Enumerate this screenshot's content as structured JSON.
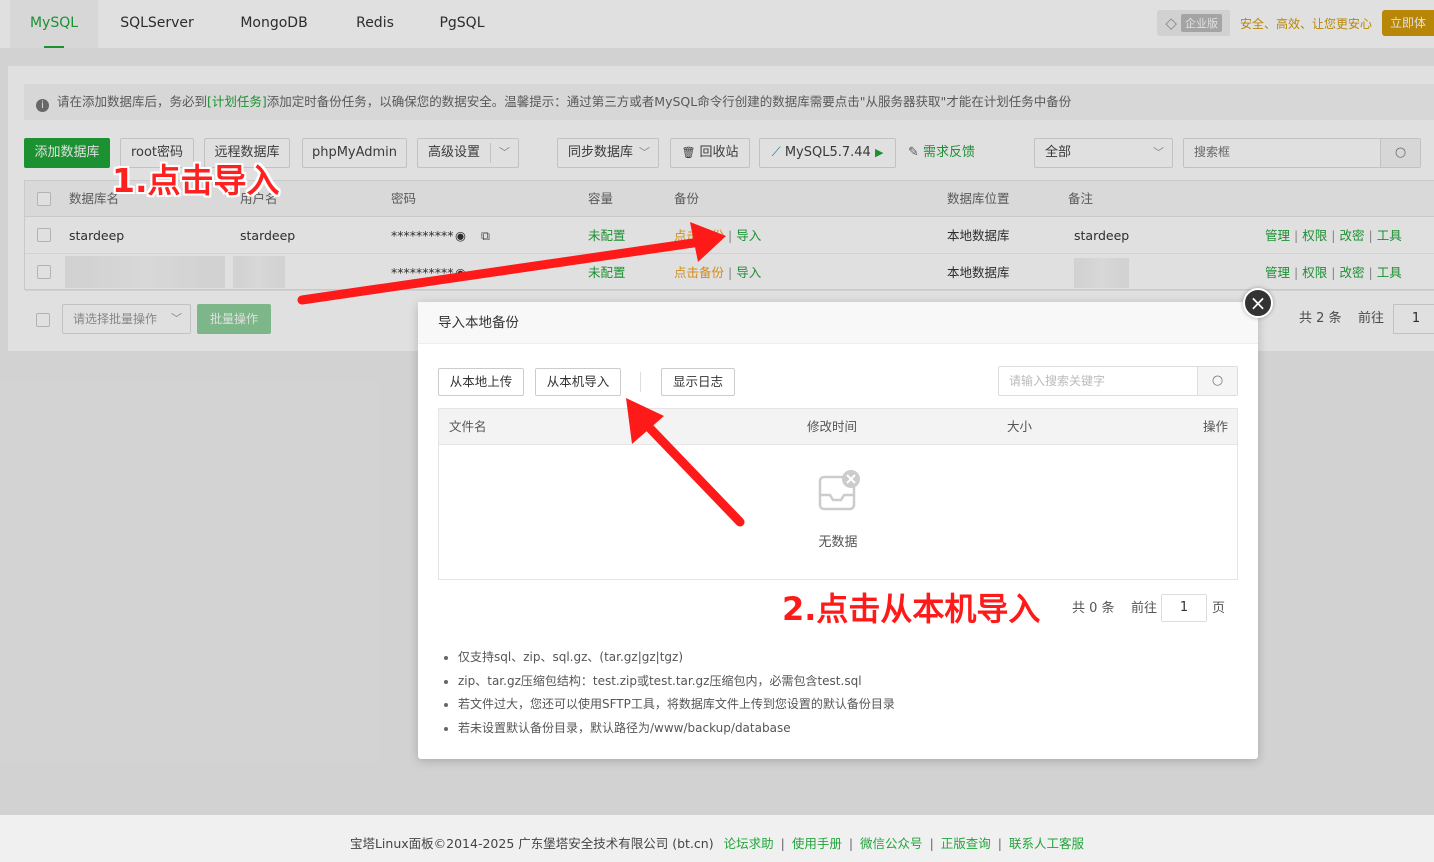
{
  "tabs": [
    "MySQL",
    "SQLServer",
    "MongoDB",
    "Redis",
    "PgSQL"
  ],
  "enterprise": {
    "badge": "企业版",
    "slogan": "安全、高效、让您更安心",
    "button": "立即体"
  },
  "notice": {
    "prefix": "请在添加数据库后，务必到",
    "link": "[计划任务]",
    "suffix": "添加定时备份任务，以确保您的数据安全。温馨提示：通过第三方或者MySQL命令行创建的数据库需要点击\"从服务器获取\"才能在计划任务中备份"
  },
  "toolbar": {
    "add_db": "添加数据库",
    "root_pwd": "root密码",
    "remote_db": "远程数据库",
    "phpmyadmin": "phpMyAdmin",
    "advanced": "高级设置",
    "sync_db": "同步数据库",
    "recycle": "回收站",
    "mysql_version": "MySQL5.7.44",
    "feedback": "需求反馈",
    "filter": "全部",
    "search_placeholder": "搜索框"
  },
  "table": {
    "headers": [
      "数据库名",
      "用户名",
      "密码",
      "容量",
      "备份",
      "数据库位置",
      "备注"
    ],
    "rows": [
      {
        "name": "stardeep",
        "user": "stardeep",
        "password": "**********",
        "capacity": "未配置",
        "backup": "点击备份",
        "import": "导入",
        "location": "本地数据库",
        "remark": "stardeep"
      },
      {
        "name": "",
        "user": "",
        "password": "**********",
        "capacity": "未配置",
        "backup": "点击备份",
        "import": "导入",
        "location": "本地数据库",
        "remark": ""
      }
    ],
    "actions": [
      "管理",
      "权限",
      "改密",
      "工具"
    ]
  },
  "bottom": {
    "batch_select": "请选择批量操作",
    "batch_btn": "批量操作",
    "total": "共 2 条",
    "goto": "前往",
    "page": "1"
  },
  "modal": {
    "title": "导入本地备份",
    "upload_local": "从本地上传",
    "import_machine": "从本机导入",
    "show_log": "显示日志",
    "search_placeholder": "请输入搜索关键字",
    "headers": [
      "文件名",
      "修改时间",
      "大小",
      "操作"
    ],
    "empty": "无数据",
    "total": "共 0 条",
    "goto": "前往",
    "page": "1",
    "page_unit": "页",
    "tips": [
      "仅支持sql、zip、sql.gz、(tar.gz|gz|tgz)",
      "zip、tar.gz压缩包结构：test.zip或test.tar.gz压缩包内，必需包含test.sql",
      "若文件过大，您还可以使用SFTP工具，将数据库文件上传到您设置的默认备份目录",
      "若未设置默认备份目录，默认路径为/www/backup/database"
    ]
  },
  "annotations": {
    "step1": "1.点击导入",
    "step2": "2.点击从本机导入"
  },
  "footer": {
    "copyright": "宝塔Linux面板©2014-2025 广东堡塔安全技术有限公司 (bt.cn)",
    "links": [
      "论坛求助",
      "使用手册",
      "微信公众号",
      "正版查询",
      "联系人工客服"
    ]
  },
  "colors": {
    "accent": "#20a53a",
    "warning": "#f0a020",
    "annotation": "#ff1a1a"
  }
}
++++++++
PROBLEM:
Omit every picture, then repeat the remaining data exactly as it appears above.

RESULT OF THIS EXERCISE:
Enumerate this screenshot's content as structured JSON.
{
  "tabs": [
    "MySQL",
    "SQLServer",
    "MongoDB",
    "Redis",
    "PgSQL"
  ],
  "enterprise": {
    "badge": "企业版",
    "slogan": "安全、高效、让您更安心",
    "button": "立即体"
  },
  "notice": {
    "prefix": "请在添加数据库后，务必到",
    "link": "[计划任务]",
    "suffix": "添加定时备份任务，以确保您的数据安全。温馨提示：通过第三方或者MySQL命令行创建的数据库需要点击\"从服务器获取\"才能在计划任务中备份"
  },
  "toolbar": {
    "add_db": "添加数据库",
    "root_pwd": "root密码",
    "remote_db": "远程数据库",
    "phpmyadmin": "phpMyAdmin",
    "advanced": "高级设置",
    "sync_db": "同步数据库",
    "recycle": "回收站",
    "mysql_version": "MySQL5.7.44",
    "feedback": "需求反馈",
    "filter": "全部",
    "search_placeholder": "搜索框"
  },
  "table": {
    "headers": [
      "数据库名",
      "用户名",
      "密码",
      "容量",
      "备份",
      "数据库位置",
      "备注"
    ],
    "rows": [
      {
        "name": "stardeep",
        "user": "stardeep",
        "password": "**********",
        "capacity": "未配置",
        "backup": "点击备份",
        "import": "导入",
        "location": "本地数据库",
        "remark": "stardeep"
      },
      {
        "name": "",
        "user": "",
        "password": "**********",
        "capacity": "未配置",
        "backup": "点击备份",
        "import": "导入",
        "location": "本地数据库",
        "remark": ""
      }
    ],
    "actions": [
      "管理",
      "权限",
      "改密",
      "工具"
    ]
  },
  "bottom": {
    "batch_select": "请选择批量操作",
    "batch_btn": "批量操作",
    "total": "共 2 条",
    "goto": "前往",
    "page": "1"
  },
  "modal": {
    "title": "导入本地备份",
    "upload_local": "从本地上传",
    "import_machine": "从本机导入",
    "show_log": "显示日志",
    "search_placeholder": "请输入搜索关键字",
    "headers": [
      "文件名",
      "修改时间",
      "大小",
      "操作"
    ],
    "empty": "无数据",
    "total": "共 0 条",
    "goto": "前往",
    "page": "1",
    "page_unit": "页",
    "tips": [
      "仅支持sql、zip、sql.gz、(tar.gz|gz|tgz)",
      "zip、tar.gz压缩包结构：test.zip或test.tar.gz压缩包内，必需包含test.sql",
      "若文件过大，您还可以使用SFTP工具，将数据库文件上传到您设置的默认备份目录",
      "若未设置默认备份目录，默认路径为/www/backup/database"
    ]
  },
  "annotations": {
    "step1": "1.点击导入",
    "step2": "2.点击从本机导入"
  },
  "footer": {
    "copyright": "宝塔Linux面板©2014-2025 广东堡塔安全技术有限公司 (bt.cn)",
    "links": [
      "论坛求助",
      "使用手册",
      "微信公众号",
      "正版查询",
      "联系人工客服"
    ]
  },
  "colors": {
    "accent": "#20a53a",
    "warning": "#f0a020",
    "annotation": "#ff1a1a"
  }
}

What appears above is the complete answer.